- TASKS TO PERFORM -
A: Print a passage from the lawn post word for word, beginning at the words "The lawn is" and stopping after "that right now.".
B: According to the lawn post, why is the backyard lawn getting smoother? Answer in one to three sentences.
C: Name every kind of grass the lawn post mentions.

- PASSAGE SHOWN -
((

And onto the progress of the backyard. Here is a wide shot from early this year:










Here is a closer shot of that circle area, pretty much in the center of the old picture, taken this week. It was almost bare, except for weeds:










And to the left of the first picture, left of the patio:










And from across the front of the patio:










The lawn is definitely getting smoother as the weeds die off and the bermuda spreads out. I don't think the entire backyard will be covered by the end of the season, but it will be well on its way! And hopefully I get my pre-emergent down in the right timeframe this Summer/Fall to prevent most of that annual bluegrass from returning.

This is a shot from the edge of the firepit, I just edged a few days prior (Saturday, 6/5). This was taken on June 9th. It really is running quickly! I can't complain about that.


----------



## A3M0N (Mar 17, 2021)

Alrighty... after letting the grass in the front yard get really green and growing again, it appears to be zoysia. It's pretty and thick, I'm not unhappy with this development. There is bermuda in other areas of the front, I'm sure they'll get to fighting over space in the future, but I'll not worry about that right now.




























My adjusted plan as of now is to continue with 1 lb of N/k until around September for both the zoysia in the front and bermuda in the back. I'll either take plugs of the current grass and move them around or get some new grass plugs to help speed the spread. I understand zoysia spreads slower than bermuda.

))

- LISTED RECORDS -
((

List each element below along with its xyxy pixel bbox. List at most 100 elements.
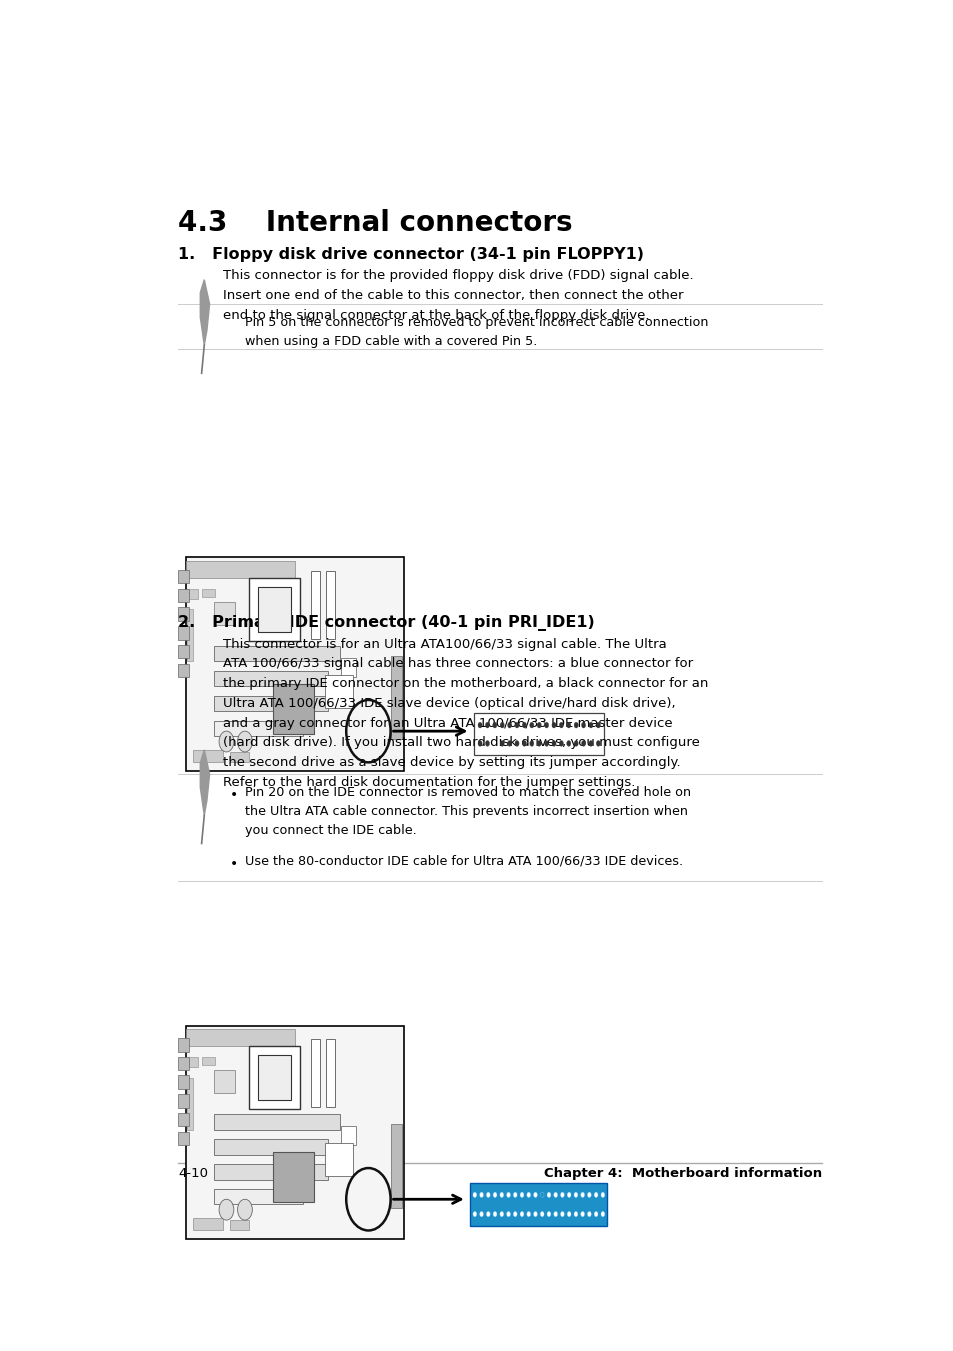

))
((

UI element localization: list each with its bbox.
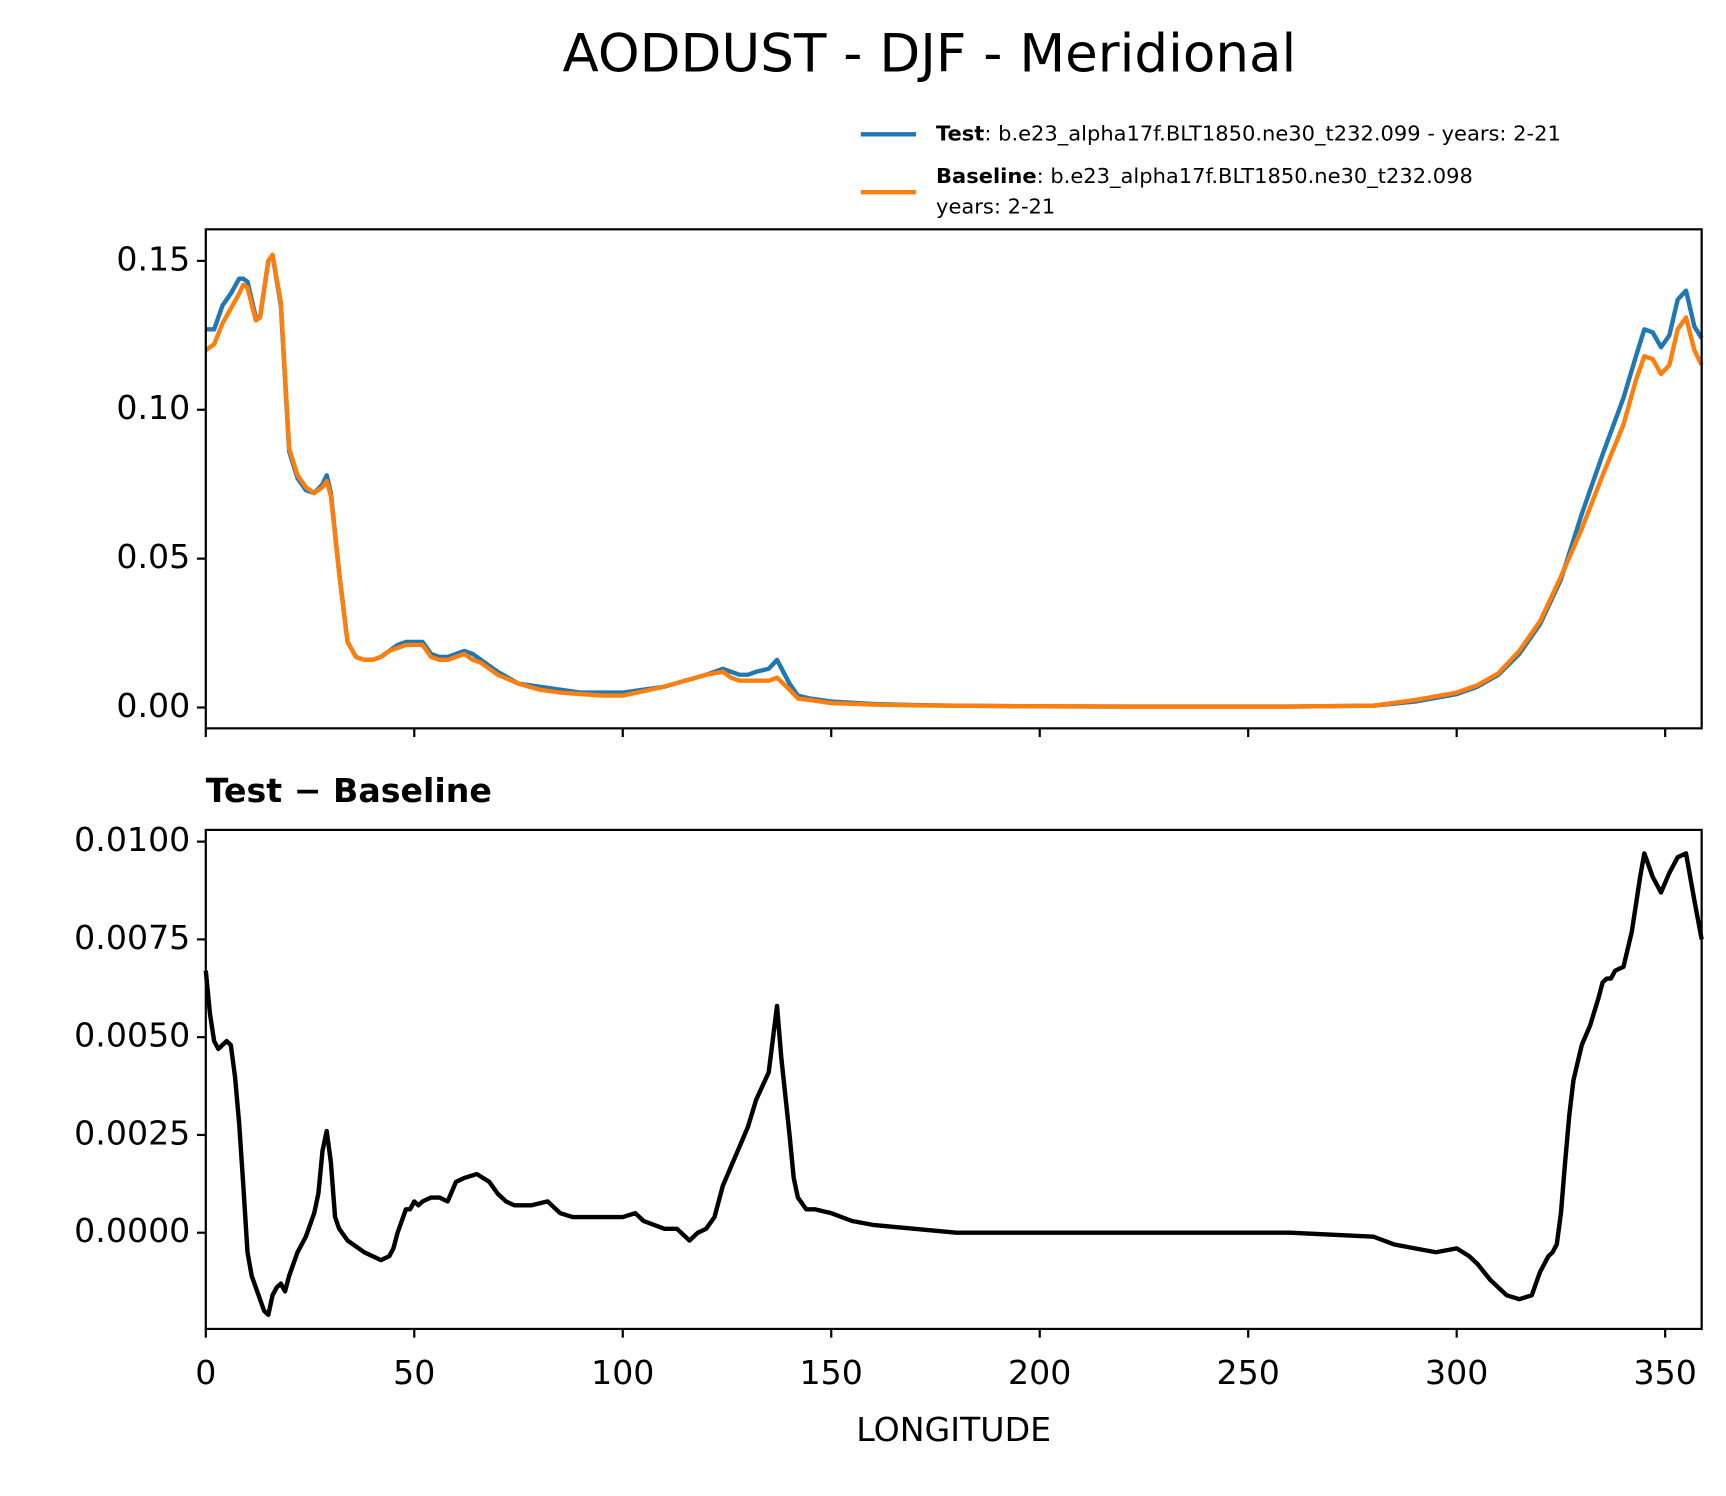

))

- TASK-BY-TASK RESULTS -
A:
The lawn is definitely getting smoother as the weeds die off and the bermuda spreads out. I don't think the entire backyard will be covered by the end of the season, but it will be well on its way! And hopefully I get my pre-emergent down in the right timeframe this Summer/Fall to prevent most of that annual bluegrass from returning.

This is a shot from the edge of the firepit, I just edged a few days prior (Saturday, 6/5). This was taken on June 9th. It really is running quickly! I can't complain about that.


----------



## A3M0N (Mar 17, 2021)

Alrighty... after letting the grass in the front yard get really green and growing again, it appears to be zoysia. It's pretty and thick, I'm not unhappy with this development. There is bermuda in other areas of the front, I'm sure they'll get to fighting over space in the future, but I'll not worry about that right now.

B: The backyard lawn is getting smoother because the weeds are dying off and the bermuda is spreading out.

C:
- bermuda
- annual bluegrass
- zoysia